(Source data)
_ _ _ _ _ _ _

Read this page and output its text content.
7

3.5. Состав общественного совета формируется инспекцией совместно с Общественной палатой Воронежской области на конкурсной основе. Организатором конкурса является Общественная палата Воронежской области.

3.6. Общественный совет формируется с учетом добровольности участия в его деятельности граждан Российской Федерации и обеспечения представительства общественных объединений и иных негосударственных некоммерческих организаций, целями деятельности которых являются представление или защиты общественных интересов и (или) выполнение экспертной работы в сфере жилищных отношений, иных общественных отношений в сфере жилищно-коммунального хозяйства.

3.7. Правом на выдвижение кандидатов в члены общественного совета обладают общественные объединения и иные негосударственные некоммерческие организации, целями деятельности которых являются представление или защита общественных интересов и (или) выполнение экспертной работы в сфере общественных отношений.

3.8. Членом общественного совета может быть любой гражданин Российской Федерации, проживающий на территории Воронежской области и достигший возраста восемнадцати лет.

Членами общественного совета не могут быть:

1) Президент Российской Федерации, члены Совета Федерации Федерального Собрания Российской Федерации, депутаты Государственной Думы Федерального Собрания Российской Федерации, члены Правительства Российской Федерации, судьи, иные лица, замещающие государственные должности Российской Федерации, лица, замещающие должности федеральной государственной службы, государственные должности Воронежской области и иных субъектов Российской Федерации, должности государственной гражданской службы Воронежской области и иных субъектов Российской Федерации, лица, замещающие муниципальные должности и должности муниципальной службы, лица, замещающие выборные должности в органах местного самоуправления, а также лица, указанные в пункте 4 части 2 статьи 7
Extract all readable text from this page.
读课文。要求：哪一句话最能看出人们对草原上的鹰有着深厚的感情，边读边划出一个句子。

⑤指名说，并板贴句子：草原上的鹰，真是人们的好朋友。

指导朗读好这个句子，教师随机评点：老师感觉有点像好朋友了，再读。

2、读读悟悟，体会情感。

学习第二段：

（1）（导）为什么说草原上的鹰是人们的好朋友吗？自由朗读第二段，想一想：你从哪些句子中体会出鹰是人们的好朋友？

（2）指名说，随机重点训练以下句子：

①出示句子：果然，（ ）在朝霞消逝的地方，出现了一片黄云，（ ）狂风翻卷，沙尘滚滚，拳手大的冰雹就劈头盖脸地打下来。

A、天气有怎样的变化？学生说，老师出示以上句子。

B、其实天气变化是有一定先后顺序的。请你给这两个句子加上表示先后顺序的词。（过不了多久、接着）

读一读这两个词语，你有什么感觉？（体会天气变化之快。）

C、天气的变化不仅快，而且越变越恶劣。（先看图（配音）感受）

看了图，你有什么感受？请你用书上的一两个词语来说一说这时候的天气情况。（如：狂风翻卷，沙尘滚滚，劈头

_ _ _ _ _ _ _

§ **Work to complete**:
Wherever "интересов" shows up in a line, copy that line.

§ **Exercise solution**:
3.6. Общественный совет формируется с учетом добровольности участия в его деятельности граждан Российской Федерации и обеспечения представительства общественных объединений и иных негосударственных некоммерческих организаций, целями деятельности которых являются представление или защиты общественных интересов и (или) выполнение экспертной работы в сфере жилищных отношений, иных общественных отношений в сфере жилищно-коммунального хозяйства.
3.7. Правом на выдвижение кандидатов в члены общественного совета обладают общественные объединения и иные негосударственные некоммерческие организации, целями деятельности которых являются представление или защита общественных интересов и (или) выполнение экспертной работы в сфере общественных отношений.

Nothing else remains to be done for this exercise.